▶ **What needs to be done**
Reproduce all of the material word for word.
--- START ---
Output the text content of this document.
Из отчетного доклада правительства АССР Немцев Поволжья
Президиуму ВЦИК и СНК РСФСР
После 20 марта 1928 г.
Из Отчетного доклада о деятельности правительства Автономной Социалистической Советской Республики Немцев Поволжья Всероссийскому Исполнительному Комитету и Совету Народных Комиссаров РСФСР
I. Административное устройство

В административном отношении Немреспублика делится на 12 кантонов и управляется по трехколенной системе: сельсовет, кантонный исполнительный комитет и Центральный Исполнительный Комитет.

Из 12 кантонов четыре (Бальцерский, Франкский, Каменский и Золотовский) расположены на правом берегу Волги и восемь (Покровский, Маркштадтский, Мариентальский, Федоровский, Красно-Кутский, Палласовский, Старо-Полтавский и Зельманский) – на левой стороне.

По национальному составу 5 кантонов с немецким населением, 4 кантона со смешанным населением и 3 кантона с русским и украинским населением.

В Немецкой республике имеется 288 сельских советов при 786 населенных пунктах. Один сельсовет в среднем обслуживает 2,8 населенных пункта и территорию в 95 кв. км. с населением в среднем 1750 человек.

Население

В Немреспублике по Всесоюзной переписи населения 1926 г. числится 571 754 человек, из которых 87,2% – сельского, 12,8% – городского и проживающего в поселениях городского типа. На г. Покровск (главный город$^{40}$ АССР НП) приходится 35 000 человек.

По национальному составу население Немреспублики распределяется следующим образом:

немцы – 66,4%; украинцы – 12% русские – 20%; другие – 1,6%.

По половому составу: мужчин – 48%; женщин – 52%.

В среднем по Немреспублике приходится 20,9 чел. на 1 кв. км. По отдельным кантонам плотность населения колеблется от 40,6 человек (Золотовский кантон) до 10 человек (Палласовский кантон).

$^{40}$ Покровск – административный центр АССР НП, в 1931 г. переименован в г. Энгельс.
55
--- END ---
▶ **The completed task**
Output the text content of this document.
Из отчетного доклада правительства АССР Немцев Поволжья
Президиуму ВЦИК и СНК РСФСР
После 20 марта 1928 г.
Из Отчетного доклада о деятельности правительства Автономной Социалистической Советской Республики Немцев Поволжья Всероссийскому Исполнительному Комитету и Совету Народных Комиссаров РСФСР
I. Административное устройство

В административном отношении Немреспублика делится на 12 кантонов и управляется по трехколенной системе: сельсовет, кантонный исполнительный комитет и Центральный Исполнительный Комитет.

Из 12 кантонов четыре (Бальцерский, Франкский, Каменский и Золотовский) расположены на правом берегу Волги и восемь (Покровский, Маркштадтский, Мариентальский, Федоровский, Красно-Кутский, Палласовский, Старо-Полтавский и Зельманский) – на левой стороне.

По национальному составу 5 кантонов с немецким населением, 4 кантона со смешанным населением и 3 кантона с русским и украинским населением.

В Немецкой республике имеется 288 сельских советов при 786 населенных пунктах. Один сельсовет в среднем обслуживает 2,8 населенных пункта и территорию в 95 кв. км. с населением в среднем 1750 человек.

Население

В Немреспублике по Всесоюзной переписи населения 1926 г. числится 571 754 человек, из которых 87,2% – сельского, 12,8% – городского и проживающего в поселениях городского типа. На г. Покровск (главный город$^{40}$ АССР НП) приходится 35 000 человек.

По национальному составу население Немреспублики распределяется следующим образом:

немцы – 66,4%; украинцы – 12% русские – 20%; другие – 1,6%.

По половому составу: мужчин – 48%; женщин – 52%.

В среднем по Немреспублике приходится 20,9 чел. на 1 кв. км. По отдельным кантонам плотность населения колеблется от 40,6 человек (Золотовский кантон) до 10 человек (Палласовский кантон).

$^{40}$ Покровск – административный центр АССР НП, в 1931 г. переименован в г. Энгельс.
55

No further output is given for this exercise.